• DIRECTIVE: Each line that contains the string "JSON" counts once; report how many such lines appear in the data, as a number only.

• Dataset records:
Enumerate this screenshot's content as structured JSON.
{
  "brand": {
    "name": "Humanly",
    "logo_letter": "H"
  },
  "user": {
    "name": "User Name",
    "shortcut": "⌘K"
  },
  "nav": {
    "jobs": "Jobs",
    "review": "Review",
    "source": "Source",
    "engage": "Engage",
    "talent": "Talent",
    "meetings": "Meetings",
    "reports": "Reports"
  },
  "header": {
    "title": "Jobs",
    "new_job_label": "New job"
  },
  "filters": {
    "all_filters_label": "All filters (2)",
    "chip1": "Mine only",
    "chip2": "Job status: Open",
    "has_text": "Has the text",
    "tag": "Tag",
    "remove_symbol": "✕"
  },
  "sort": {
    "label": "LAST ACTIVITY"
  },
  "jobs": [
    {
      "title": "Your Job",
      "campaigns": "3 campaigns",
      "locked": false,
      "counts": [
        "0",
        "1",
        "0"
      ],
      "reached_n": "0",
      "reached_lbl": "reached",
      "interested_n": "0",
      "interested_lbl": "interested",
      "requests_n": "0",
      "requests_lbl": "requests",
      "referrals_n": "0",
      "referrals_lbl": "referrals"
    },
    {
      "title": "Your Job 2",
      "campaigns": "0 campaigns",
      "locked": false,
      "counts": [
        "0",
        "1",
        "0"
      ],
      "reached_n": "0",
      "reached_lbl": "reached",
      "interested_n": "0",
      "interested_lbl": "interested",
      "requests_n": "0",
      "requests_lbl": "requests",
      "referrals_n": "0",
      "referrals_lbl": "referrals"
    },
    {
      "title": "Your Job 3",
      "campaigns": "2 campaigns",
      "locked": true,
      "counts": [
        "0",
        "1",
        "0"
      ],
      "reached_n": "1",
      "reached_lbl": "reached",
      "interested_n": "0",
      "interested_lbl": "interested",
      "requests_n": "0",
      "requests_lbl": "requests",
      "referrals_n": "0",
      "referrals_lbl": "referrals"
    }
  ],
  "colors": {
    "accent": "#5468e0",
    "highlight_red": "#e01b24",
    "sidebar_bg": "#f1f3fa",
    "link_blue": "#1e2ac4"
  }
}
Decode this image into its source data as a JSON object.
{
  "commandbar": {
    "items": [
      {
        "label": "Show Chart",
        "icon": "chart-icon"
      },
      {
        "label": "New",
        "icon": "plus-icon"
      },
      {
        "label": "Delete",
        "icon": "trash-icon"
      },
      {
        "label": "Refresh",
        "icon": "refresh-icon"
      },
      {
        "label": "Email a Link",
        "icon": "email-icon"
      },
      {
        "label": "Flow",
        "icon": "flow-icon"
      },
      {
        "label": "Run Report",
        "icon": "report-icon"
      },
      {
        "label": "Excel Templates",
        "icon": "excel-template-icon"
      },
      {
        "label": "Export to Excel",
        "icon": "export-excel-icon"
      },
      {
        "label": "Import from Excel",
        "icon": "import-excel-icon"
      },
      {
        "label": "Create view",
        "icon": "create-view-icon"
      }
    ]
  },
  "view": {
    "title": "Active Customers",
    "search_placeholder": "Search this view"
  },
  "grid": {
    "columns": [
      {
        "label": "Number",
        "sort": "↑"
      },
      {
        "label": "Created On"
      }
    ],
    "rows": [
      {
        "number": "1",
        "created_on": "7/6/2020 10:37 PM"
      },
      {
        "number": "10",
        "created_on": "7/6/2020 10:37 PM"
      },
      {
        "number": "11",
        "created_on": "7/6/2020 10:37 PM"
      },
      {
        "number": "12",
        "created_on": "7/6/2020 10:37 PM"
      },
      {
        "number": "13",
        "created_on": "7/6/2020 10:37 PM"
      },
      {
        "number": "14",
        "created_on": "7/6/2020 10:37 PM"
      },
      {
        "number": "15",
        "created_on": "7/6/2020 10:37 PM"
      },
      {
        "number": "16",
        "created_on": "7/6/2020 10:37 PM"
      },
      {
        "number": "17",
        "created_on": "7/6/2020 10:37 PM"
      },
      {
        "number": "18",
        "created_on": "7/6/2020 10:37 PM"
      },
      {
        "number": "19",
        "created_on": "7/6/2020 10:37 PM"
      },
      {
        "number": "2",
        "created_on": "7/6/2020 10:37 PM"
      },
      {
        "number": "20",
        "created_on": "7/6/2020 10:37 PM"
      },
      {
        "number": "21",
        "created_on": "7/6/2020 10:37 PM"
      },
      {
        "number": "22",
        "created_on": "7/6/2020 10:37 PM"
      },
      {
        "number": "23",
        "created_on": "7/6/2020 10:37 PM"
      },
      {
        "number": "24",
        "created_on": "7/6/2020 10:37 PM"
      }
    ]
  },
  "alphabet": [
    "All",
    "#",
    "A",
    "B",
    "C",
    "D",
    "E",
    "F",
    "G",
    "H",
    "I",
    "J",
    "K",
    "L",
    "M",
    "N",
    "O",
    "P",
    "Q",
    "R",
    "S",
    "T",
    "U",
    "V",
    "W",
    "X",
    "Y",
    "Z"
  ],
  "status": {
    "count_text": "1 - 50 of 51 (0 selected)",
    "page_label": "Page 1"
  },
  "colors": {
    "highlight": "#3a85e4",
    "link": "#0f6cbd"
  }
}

• SOLVED PROBLEM: 2